=== THE INPUT ===
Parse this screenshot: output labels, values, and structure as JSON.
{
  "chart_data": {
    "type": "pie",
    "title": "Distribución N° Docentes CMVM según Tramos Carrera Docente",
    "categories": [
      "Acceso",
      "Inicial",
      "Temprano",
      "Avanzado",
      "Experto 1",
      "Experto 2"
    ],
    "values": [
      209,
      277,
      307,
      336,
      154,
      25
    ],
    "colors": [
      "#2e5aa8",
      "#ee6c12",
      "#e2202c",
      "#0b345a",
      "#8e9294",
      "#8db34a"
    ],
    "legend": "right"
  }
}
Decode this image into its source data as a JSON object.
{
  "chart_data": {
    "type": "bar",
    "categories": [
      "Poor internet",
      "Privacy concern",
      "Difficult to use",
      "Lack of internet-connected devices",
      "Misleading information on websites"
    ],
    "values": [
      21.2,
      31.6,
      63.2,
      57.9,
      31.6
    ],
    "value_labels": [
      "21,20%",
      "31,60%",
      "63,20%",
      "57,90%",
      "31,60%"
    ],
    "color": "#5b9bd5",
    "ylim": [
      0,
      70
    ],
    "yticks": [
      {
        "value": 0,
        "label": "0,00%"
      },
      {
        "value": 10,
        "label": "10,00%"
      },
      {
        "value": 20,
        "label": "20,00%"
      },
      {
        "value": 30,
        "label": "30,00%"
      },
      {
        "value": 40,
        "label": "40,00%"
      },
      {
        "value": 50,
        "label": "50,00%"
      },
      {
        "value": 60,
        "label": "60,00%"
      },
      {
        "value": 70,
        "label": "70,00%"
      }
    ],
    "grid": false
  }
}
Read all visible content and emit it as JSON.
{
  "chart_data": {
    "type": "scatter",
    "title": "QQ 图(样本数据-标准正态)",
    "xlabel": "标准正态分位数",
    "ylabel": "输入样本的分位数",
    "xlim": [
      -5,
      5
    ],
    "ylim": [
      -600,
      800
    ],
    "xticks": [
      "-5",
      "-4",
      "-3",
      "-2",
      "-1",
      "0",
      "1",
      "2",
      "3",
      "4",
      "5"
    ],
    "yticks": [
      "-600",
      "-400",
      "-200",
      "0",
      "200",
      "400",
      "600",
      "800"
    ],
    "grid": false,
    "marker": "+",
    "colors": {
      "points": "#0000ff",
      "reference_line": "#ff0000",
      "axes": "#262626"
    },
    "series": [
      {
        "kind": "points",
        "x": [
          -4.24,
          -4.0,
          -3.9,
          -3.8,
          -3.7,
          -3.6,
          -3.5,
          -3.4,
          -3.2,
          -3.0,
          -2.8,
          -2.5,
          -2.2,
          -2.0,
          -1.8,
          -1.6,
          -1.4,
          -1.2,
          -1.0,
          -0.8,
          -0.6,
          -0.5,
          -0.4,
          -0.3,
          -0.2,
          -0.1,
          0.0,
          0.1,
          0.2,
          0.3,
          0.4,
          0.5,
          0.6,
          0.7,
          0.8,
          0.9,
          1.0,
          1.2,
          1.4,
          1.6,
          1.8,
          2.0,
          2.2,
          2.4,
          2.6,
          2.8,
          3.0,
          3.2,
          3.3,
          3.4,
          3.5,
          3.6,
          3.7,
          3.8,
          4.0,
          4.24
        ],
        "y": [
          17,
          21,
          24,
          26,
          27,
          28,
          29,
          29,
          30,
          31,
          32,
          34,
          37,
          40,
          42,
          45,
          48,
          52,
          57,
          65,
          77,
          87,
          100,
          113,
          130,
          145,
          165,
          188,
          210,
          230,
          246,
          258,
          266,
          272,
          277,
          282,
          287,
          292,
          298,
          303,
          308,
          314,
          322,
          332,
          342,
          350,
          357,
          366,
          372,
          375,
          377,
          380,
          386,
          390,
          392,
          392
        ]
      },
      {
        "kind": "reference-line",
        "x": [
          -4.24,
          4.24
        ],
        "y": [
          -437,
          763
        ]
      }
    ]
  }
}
===
## EXERCISE INSTRUCTIONS
Reproduce all data above, unchanged.

## THE ANSWER
Parse this screenshot: output labels, values, and structure as JSON.
{
  "chart_data": {
    "type": "pie",
    "title": "Distribución N° Docentes CMVM según Tramos Carrera Docente",
    "categories": [
      "Acceso",
      "Inicial",
      "Temprano",
      "Avanzado",
      "Experto 1",
      "Experto 2"
    ],
    "values": [
      209,
      277,
      307,
      336,
      154,
      25
    ],
    "colors": [
      "#2e5aa8",
      "#ee6c12",
      "#e2202c",
      "#0b345a",
      "#8e9294",
      "#8db34a"
    ],
    "legend": "right"
  }
}
Decode this image into its source data as a JSON object.
{
  "chart_data": {
    "type": "bar",
    "categories": [
      "Poor internet",
      "Privacy concern",
      "Difficult to use",
      "Lack of internet-connected devices",
      "Misleading information on websites"
    ],
    "values": [
      21.2,
      31.6,
      63.2,
      57.9,
      31.6
    ],
    "value_labels": [
      "21,20%",
      "31,60%",
      "63,20%",
      "57,90%",
      "31,60%"
    ],
    "color": "#5b9bd5",
    "ylim": [
      0,
      70
    ],
    "yticks": [
      {
        "value": 0,
        "label": "0,00%"
      },
      {
        "value": 10,
        "label": "10,00%"
      },
      {
        "value": 20,
        "label": "20,00%"
      },
      {
        "value": 30,
        "label": "30,00%"
      },
      {
        "value": 40,
        "label": "40,00%"
      },
      {
        "value": 50,
        "label": "50,00%"
      },
      {
        "value": 60,
        "label": "60,00%"
      },
      {
        "value": 70,
        "label": "70,00%"
      }
    ],
    "grid": false
  }
}
Read all visible content and emit it as JSON.
{
  "chart_data": {
    "type": "scatter",
    "title": "QQ 图(样本数据-标准正态)",
    "xlabel": "标准正态分位数",
    "ylabel": "输入样本的分位数",
    "xlim": [
      -5,
      5
    ],
    "ylim": [
      -600,
      800
    ],
    "xticks": [
      "-5",
      "-4",
      "-3",
      "-2",
      "-1",
      "0",
      "1",
      "2",
      "3",
      "4",
      "5"
    ],
    "yticks": [
      "-600",
      "-400",
      "-200",
      "0",
      "200",
      "400",
      "600",
      "800"
    ],
    "grid": false,
    "marker": "+",
    "colors": {
      "points": "#0000ff",
      "reference_line": "#ff0000",
      "axes": "#262626"
    },
    "series": [
      {
        "kind": "points",
        "x": [
          -4.24,
          -4.0,
          -3.9,
          -3.8,
          -3.7,
          -3.6,
          -3.5,
          -3.4,
          -3.2,
          -3.0,
          -2.8,
          -2.5,
          -2.2,
          -2.0,
          -1.8,
          -1.6,
          -1.4,
          -1.2,
          -1.0,
          -0.8,
          -0.6,
          -0.5,
          -0.4,
          -0.3,
          -0.2,
          -0.1,
          0.0,
          0.1,
          0.2,
          0.3,
          0.4,
          0.5,
          0.6,
          0.7,
          0.8,
          0.9,
          1.0,
          1.2,
          1.4,
          1.6,
          1.8,
          2.0,
          2.2,
          2.4,
          2.6,
          2.8,
          3.0,
          3.2,
          3.3,
          3.4,
          3.5,
          3.6,
          3.7,
          3.8,
          4.0,
          4.24
        ],
        "y": [
          17,
          21,
          24,
          26,
          27,
          28,
          29,
          29,
          30,
          31,
          32,
          34,
          37,
          40,
          42,
          45,
          48,
          52,
          57,
          65,
          77,
          87,
          100,
          113,
          130,
          145,
          165,
          188,
          210,
          230,
          246,
          258,
          266,
          272,
          277,
          282,
          287,
          292,
          298,
          303,
          308,
          314,
          322,
          332,
          342,
          350,
          357,
          366,
          372,
          375,
          377,
          380,
          386,
          390,
          392,
          392
        ]
      },
      {
        "kind": "reference-line",
        "x": [
          -4.24,
          4.24
        ],
        "y": [
          -437,
          763
        ]
      }
    ]
  }
}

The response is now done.